■ **Material supplied**
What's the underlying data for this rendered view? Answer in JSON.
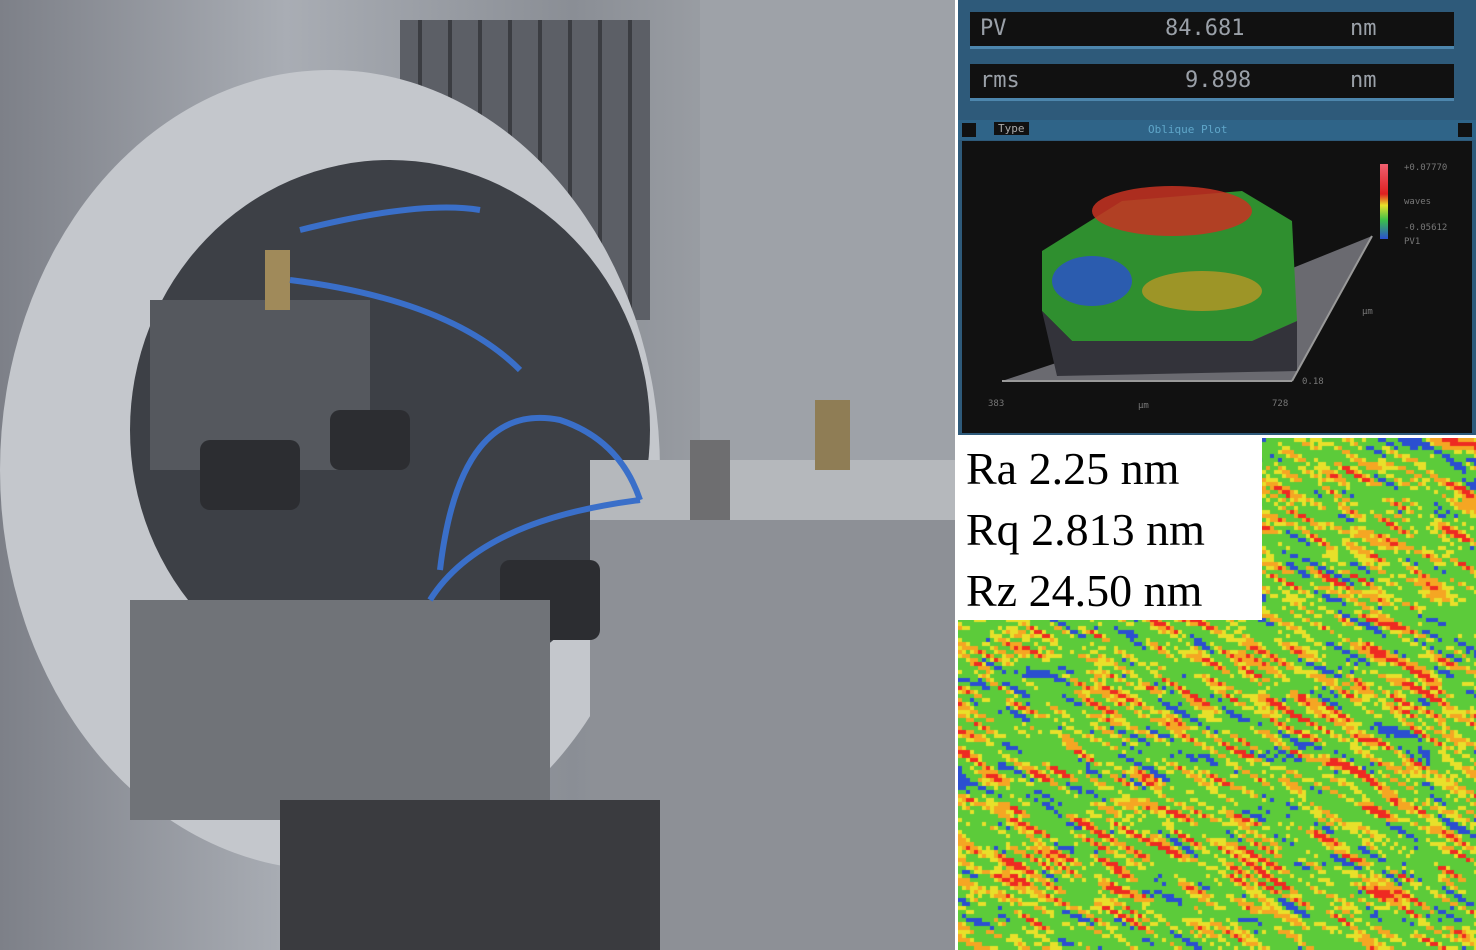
{
  "measurement": {
    "pv": {
      "label": "PV",
      "value": "84.681",
      "unit": "nm"
    },
    "rms": {
      "label": "rms",
      "value": "9.898",
      "unit": "nm"
    }
  },
  "plot": {
    "tab_label": "Type",
    "title": "Oblique Plot",
    "scale_max": "+0.07770",
    "scale_unit": "waves",
    "scale_min": "-0.05612",
    "scale_extra": "PV1",
    "y_unit": "µm",
    "y_tick": "0.18",
    "x_start": "383",
    "x_unit": "µm",
    "x_end": "728"
  },
  "roughness": {
    "ra": "Ra 2.25 nm",
    "rq": "Rq 2.813 nm",
    "rz": "Rz 24.50 nm"
  },
  "colors": {
    "red": "#ee2a22",
    "orange": "#f5a623",
    "yellow": "#e8e02a",
    "green": "#5ccb3a",
    "blue": "#2b4fd0"
  }
}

■ **What you are asked to do**
Write every entry out again exactly, dropping the pictures.

■ **Solution to this problem**
What's the underlying data for this rendered view? Answer in JSON.
{
  "measurement": {
    "pv": {
      "label": "PV",
      "value": "84.681",
      "unit": "nm"
    },
    "rms": {
      "label": "rms",
      "value": "9.898",
      "unit": "nm"
    }
  },
  "plot": {
    "tab_label": "Type",
    "title": "Oblique Plot",
    "scale_max": "+0.07770",
    "scale_unit": "waves",
    "scale_min": "-0.05612",
    "scale_extra": "PV1",
    "y_unit": "µm",
    "y_tick": "0.18",
    "x_start": "383",
    "x_unit": "µm",
    "x_end": "728"
  },
  "roughness": {
    "ra": "Ra 2.25 nm",
    "rq": "Rq 2.813 nm",
    "rz": "Rz 24.50 nm"
  },
  "colors": {
    "red": "#ee2a22",
    "orange": "#f5a623",
    "yellow": "#e8e02a",
    "green": "#5ccb3a",
    "blue": "#2b4fd0"
  }
}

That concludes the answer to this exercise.